▶ [INSTRUCTIONS FOR THE TASK]: Below are the records; reproduce all of them exactly but without any images.

(Collected data)

——

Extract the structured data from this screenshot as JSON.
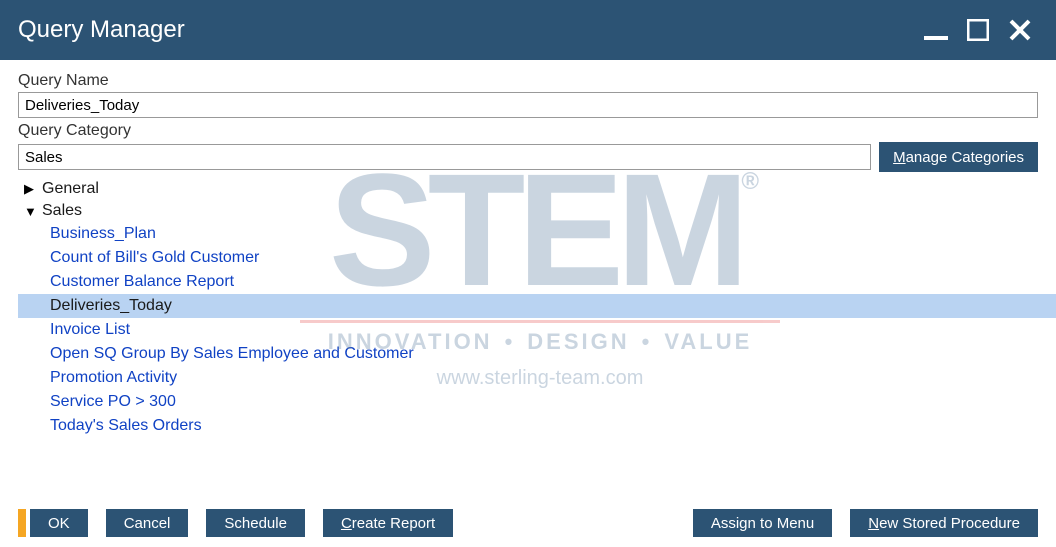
{
  "window": {
    "title": "Query Manager"
  },
  "fields": {
    "queryName_label": "Query Name",
    "queryName_value": "Deliveries_Today",
    "queryCategory_label": "Query Category",
    "queryCategory_value": "Sales"
  },
  "buttons": {
    "manageCategories_pre": "M",
    "manageCategories_rest": "anage Categories",
    "ok": "OK",
    "cancel": "Cancel",
    "schedule": "Schedule",
    "createReport_pre": "C",
    "createReport_rest": "reate Report",
    "assign_pre": "Assi",
    "assign_mn": "g",
    "assign_rest": "n to Menu",
    "newSP_pre": "N",
    "newSP_rest": "ew Stored Procedure"
  },
  "tree": {
    "nodes": [
      {
        "label": "General",
        "expanded": false
      },
      {
        "label": "Sales",
        "expanded": true,
        "children": [
          "Business_Plan",
          "Count of Bill's Gold Customer",
          "Customer Balance Report",
          "Deliveries_Today",
          "Invoice List",
          "Open SQ Group By Sales Employee and Customer",
          "Promotion Activity",
          "Service PO > 300",
          "Today's Sales Orders"
        ],
        "selected": "Deliveries_Today"
      }
    ]
  },
  "watermark": {
    "brand": "STEM",
    "tagline1": "INNOVATION",
    "tagline2": "DESIGN",
    "tagline3": "VALUE",
    "url": "www.sterling-team.com"
  }
}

——

▶ [THE RESPONSE]:
Extract the structured data from this screenshot as JSON.
{
  "window": {
    "title": "Query Manager"
  },
  "fields": {
    "queryName_label": "Query Name",
    "queryName_value": "Deliveries_Today",
    "queryCategory_label": "Query Category",
    "queryCategory_value": "Sales"
  },
  "buttons": {
    "manageCategories_pre": "M",
    "manageCategories_rest": "anage Categories",
    "ok": "OK",
    "cancel": "Cancel",
    "schedule": "Schedule",
    "createReport_pre": "C",
    "createReport_rest": "reate Report",
    "assign_pre": "Assi",
    "assign_mn": "g",
    "assign_rest": "n to Menu",
    "newSP_pre": "N",
    "newSP_rest": "ew Stored Procedure"
  },
  "tree": {
    "nodes": [
      {
        "label": "General",
        "expanded": false
      },
      {
        "label": "Sales",
        "expanded": true,
        "children": [
          "Business_Plan",
          "Count of Bill's Gold Customer",
          "Customer Balance Report",
          "Deliveries_Today",
          "Invoice List",
          "Open SQ Group By Sales Employee and Customer",
          "Promotion Activity",
          "Service PO > 300",
          "Today's Sales Orders"
        ],
        "selected": "Deliveries_Today"
      }
    ]
  },
  "watermark": {
    "brand": "STEM",
    "tagline1": "INNOVATION",
    "tagline2": "DESIGN",
    "tagline3": "VALUE",
    "url": "www.sterling-team.com"
  }
}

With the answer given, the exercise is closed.